▶ Data supplied
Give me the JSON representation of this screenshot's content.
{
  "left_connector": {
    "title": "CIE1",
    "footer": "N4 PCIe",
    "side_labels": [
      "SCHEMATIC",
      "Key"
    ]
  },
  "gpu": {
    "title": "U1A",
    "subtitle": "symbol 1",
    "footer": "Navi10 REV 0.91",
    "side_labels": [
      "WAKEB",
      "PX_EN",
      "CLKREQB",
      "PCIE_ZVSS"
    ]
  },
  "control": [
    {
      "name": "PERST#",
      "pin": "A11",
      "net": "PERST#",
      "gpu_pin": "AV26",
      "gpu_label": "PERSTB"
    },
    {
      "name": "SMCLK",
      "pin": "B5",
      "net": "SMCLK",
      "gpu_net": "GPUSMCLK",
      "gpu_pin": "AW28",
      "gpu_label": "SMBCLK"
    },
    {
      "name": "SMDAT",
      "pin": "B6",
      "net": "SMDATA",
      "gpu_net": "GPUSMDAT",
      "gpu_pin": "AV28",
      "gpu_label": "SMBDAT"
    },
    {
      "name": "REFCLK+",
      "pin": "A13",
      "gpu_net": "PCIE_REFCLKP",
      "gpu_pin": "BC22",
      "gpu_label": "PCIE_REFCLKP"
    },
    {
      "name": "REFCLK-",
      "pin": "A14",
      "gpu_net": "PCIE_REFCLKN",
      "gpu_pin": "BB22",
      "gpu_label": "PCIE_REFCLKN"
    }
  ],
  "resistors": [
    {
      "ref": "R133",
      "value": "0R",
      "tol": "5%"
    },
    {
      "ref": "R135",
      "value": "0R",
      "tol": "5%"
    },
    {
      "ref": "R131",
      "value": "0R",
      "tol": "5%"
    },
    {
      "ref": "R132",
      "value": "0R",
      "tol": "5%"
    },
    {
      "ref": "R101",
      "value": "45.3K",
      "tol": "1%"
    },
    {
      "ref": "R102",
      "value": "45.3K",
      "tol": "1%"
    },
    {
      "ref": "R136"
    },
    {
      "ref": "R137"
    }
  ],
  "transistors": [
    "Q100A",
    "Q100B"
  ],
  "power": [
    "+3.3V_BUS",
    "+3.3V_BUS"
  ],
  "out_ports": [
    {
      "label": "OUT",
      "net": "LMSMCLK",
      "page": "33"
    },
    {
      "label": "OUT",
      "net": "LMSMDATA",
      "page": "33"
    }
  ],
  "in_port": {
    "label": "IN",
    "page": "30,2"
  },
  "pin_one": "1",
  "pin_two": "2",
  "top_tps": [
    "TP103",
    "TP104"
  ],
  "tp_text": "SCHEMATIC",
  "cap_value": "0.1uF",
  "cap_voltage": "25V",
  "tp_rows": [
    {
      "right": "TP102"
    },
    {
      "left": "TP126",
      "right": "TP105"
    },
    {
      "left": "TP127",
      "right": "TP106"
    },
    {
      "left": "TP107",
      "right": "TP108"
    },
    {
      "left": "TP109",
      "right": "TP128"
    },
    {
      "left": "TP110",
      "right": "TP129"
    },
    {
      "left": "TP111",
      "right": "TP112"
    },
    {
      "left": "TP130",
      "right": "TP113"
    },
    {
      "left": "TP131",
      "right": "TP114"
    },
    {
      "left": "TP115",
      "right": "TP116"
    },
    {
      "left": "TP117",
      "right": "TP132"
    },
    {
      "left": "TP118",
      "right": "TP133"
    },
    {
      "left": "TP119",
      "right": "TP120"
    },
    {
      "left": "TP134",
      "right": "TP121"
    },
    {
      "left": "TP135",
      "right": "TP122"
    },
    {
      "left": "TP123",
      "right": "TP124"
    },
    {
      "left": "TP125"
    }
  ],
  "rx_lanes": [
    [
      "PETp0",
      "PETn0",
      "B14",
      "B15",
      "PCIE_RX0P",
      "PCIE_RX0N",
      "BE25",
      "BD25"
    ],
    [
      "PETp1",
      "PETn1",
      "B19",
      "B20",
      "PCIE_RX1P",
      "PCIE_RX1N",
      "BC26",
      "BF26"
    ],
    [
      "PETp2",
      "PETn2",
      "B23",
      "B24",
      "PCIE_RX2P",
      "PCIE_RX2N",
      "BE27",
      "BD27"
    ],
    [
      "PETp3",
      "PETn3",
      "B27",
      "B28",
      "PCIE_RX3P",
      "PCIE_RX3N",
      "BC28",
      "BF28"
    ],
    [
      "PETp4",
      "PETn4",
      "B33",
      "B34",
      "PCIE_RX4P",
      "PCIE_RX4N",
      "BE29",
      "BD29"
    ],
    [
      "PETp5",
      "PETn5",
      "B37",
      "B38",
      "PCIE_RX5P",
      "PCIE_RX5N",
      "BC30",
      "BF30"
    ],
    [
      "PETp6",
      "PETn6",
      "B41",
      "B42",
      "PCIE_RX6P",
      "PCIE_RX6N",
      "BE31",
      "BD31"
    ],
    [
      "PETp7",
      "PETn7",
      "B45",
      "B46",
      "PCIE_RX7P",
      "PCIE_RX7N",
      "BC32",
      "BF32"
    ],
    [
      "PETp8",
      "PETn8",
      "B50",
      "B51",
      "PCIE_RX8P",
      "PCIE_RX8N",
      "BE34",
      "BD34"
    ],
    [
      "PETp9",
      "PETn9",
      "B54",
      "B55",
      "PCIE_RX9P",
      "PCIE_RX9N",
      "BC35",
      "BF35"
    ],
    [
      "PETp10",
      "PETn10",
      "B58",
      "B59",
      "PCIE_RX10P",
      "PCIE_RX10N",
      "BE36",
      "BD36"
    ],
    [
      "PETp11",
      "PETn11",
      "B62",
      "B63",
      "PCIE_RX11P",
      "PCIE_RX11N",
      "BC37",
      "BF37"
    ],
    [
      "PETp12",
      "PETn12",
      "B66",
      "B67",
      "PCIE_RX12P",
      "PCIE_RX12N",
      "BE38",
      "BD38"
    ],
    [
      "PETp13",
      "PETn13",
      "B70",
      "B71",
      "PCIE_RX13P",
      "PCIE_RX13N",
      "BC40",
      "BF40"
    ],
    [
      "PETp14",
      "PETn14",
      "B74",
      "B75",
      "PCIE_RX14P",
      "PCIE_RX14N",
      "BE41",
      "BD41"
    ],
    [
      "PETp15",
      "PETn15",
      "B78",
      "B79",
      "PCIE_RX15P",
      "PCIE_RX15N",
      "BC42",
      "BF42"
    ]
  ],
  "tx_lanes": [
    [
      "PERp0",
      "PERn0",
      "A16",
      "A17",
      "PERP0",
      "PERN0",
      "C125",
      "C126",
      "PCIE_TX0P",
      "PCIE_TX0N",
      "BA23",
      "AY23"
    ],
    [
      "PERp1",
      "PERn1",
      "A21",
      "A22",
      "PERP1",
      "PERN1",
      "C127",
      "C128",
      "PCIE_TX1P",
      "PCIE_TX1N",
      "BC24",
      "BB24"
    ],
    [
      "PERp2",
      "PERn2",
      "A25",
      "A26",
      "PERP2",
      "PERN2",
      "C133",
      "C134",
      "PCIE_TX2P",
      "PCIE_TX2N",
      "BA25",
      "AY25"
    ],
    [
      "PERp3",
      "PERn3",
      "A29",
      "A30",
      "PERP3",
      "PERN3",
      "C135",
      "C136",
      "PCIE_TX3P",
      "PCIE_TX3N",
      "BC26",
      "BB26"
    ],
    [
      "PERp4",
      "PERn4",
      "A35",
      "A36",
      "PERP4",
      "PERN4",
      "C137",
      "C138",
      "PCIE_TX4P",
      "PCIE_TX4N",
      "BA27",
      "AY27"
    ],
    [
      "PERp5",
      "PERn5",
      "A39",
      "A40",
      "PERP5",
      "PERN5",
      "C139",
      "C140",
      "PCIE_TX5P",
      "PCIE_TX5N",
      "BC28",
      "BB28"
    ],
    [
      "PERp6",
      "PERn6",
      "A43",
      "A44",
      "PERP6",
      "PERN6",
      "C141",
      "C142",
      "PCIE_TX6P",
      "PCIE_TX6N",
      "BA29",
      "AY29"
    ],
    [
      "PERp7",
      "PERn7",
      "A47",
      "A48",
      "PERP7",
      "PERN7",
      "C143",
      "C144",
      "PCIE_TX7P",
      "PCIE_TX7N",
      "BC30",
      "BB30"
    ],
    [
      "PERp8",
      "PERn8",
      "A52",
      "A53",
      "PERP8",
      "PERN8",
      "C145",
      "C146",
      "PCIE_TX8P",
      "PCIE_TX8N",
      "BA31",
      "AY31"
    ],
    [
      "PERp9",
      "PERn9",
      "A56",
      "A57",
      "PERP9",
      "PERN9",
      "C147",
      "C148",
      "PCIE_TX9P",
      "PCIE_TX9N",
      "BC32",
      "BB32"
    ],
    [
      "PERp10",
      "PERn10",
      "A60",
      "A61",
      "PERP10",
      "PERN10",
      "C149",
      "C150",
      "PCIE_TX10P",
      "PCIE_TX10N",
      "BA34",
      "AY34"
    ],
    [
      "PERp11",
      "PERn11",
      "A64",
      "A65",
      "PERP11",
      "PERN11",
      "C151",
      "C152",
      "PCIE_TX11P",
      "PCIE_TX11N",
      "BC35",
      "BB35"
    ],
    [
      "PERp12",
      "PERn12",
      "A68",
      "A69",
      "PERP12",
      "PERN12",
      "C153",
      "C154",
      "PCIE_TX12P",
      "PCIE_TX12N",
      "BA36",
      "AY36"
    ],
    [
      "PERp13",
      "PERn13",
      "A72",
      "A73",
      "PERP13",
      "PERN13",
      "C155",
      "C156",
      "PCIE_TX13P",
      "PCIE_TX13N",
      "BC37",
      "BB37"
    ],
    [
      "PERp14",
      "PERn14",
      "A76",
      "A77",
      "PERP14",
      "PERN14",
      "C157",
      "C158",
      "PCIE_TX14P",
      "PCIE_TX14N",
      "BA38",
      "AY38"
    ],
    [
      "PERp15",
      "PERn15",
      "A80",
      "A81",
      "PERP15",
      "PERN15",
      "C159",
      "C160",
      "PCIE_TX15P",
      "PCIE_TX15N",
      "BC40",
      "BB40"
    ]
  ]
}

▶ Aim of the task
Filter the entries down to the lines with the word "footer" in them.

▶ Full response
    "footer": "N4 PCIe",
    "footer": "Navi10 REV 0.91",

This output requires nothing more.